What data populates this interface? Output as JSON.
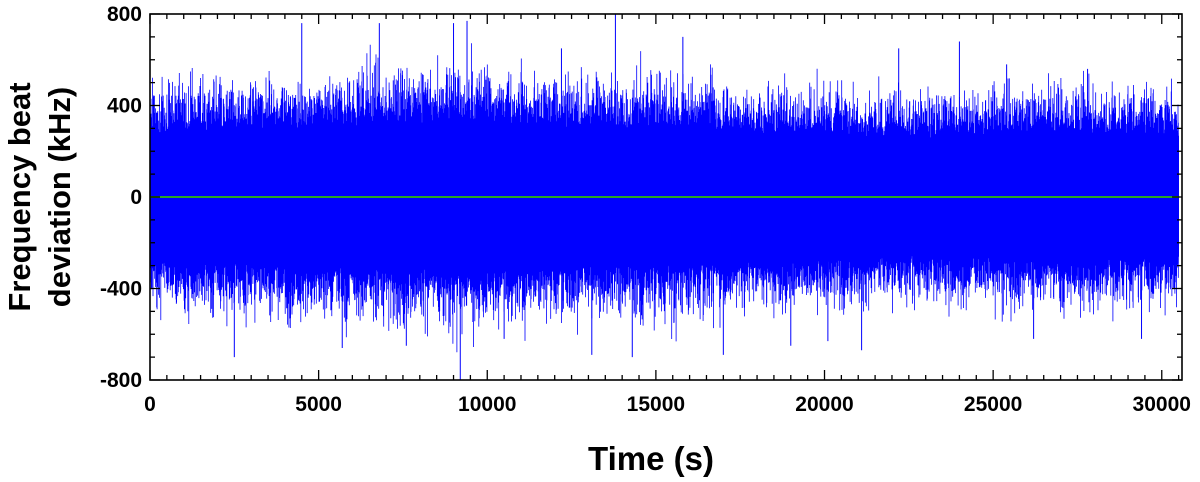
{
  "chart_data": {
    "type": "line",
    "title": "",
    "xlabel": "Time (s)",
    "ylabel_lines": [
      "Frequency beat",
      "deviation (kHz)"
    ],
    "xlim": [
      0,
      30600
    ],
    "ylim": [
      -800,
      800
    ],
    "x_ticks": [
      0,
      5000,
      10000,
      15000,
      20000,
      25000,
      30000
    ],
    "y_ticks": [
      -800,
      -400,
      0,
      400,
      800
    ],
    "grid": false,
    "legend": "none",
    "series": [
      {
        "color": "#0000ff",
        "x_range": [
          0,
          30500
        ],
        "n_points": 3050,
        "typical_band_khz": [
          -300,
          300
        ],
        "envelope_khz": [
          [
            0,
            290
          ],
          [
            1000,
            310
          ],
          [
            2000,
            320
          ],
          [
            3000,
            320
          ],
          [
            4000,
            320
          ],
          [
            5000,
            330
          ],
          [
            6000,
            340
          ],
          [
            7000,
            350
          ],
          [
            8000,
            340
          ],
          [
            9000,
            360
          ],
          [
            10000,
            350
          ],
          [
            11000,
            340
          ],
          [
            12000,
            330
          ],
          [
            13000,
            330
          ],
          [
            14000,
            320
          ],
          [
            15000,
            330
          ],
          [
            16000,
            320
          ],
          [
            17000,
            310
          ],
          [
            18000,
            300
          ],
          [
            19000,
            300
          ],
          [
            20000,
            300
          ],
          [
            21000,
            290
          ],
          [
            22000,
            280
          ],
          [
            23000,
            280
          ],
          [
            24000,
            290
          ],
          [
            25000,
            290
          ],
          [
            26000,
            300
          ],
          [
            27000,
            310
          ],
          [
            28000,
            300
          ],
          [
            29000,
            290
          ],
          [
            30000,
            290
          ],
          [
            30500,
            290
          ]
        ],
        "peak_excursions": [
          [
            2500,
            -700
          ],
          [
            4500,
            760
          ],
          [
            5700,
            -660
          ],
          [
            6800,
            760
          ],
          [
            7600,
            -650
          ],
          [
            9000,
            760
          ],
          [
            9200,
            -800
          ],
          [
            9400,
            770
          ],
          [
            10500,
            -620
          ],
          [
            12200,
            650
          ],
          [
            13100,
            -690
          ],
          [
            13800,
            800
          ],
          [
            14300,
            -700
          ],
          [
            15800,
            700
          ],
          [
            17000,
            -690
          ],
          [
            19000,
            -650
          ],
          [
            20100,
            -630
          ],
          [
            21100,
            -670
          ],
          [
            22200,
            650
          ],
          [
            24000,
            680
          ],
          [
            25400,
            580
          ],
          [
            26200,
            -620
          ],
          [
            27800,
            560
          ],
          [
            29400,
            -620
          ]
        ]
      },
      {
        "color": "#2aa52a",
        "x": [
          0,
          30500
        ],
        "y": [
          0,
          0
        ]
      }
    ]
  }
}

◆ Task prompt
Go through the data above and transcribe it in full, omitting any image.

◆ Problem solution
What data populates this interface? Output as JSON.
{
  "chart_data": {
    "type": "line",
    "title": "",
    "xlabel": "Time (s)",
    "ylabel_lines": [
      "Frequency beat",
      "deviation (kHz)"
    ],
    "xlim": [
      0,
      30600
    ],
    "ylim": [
      -800,
      800
    ],
    "x_ticks": [
      0,
      5000,
      10000,
      15000,
      20000,
      25000,
      30000
    ],
    "y_ticks": [
      -800,
      -400,
      0,
      400,
      800
    ],
    "grid": false,
    "legend": "none",
    "series": [
      {
        "color": "#0000ff",
        "x_range": [
          0,
          30500
        ],
        "n_points": 3050,
        "typical_band_khz": [
          -300,
          300
        ],
        "envelope_khz": [
          [
            0,
            290
          ],
          [
            1000,
            310
          ],
          [
            2000,
            320
          ],
          [
            3000,
            320
          ],
          [
            4000,
            320
          ],
          [
            5000,
            330
          ],
          [
            6000,
            340
          ],
          [
            7000,
            350
          ],
          [
            8000,
            340
          ],
          [
            9000,
            360
          ],
          [
            10000,
            350
          ],
          [
            11000,
            340
          ],
          [
            12000,
            330
          ],
          [
            13000,
            330
          ],
          [
            14000,
            320
          ],
          [
            15000,
            330
          ],
          [
            16000,
            320
          ],
          [
            17000,
            310
          ],
          [
            18000,
            300
          ],
          [
            19000,
            300
          ],
          [
            20000,
            300
          ],
          [
            21000,
            290
          ],
          [
            22000,
            280
          ],
          [
            23000,
            280
          ],
          [
            24000,
            290
          ],
          [
            25000,
            290
          ],
          [
            26000,
            300
          ],
          [
            27000,
            310
          ],
          [
            28000,
            300
          ],
          [
            29000,
            290
          ],
          [
            30000,
            290
          ],
          [
            30500,
            290
          ]
        ],
        "peak_excursions": [
          [
            2500,
            -700
          ],
          [
            4500,
            760
          ],
          [
            5700,
            -660
          ],
          [
            6800,
            760
          ],
          [
            7600,
            -650
          ],
          [
            9000,
            760
          ],
          [
            9200,
            -800
          ],
          [
            9400,
            770
          ],
          [
            10500,
            -620
          ],
          [
            12200,
            650
          ],
          [
            13100,
            -690
          ],
          [
            13800,
            800
          ],
          [
            14300,
            -700
          ],
          [
            15800,
            700
          ],
          [
            17000,
            -690
          ],
          [
            19000,
            -650
          ],
          [
            20100,
            -630
          ],
          [
            21100,
            -670
          ],
          [
            22200,
            650
          ],
          [
            24000,
            680
          ],
          [
            25400,
            580
          ],
          [
            26200,
            -620
          ],
          [
            27800,
            560
          ],
          [
            29400,
            -620
          ]
        ]
      },
      {
        "color": "#2aa52a",
        "x": [
          0,
          30500
        ],
        "y": [
          0,
          0
        ]
      }
    ]
  }
}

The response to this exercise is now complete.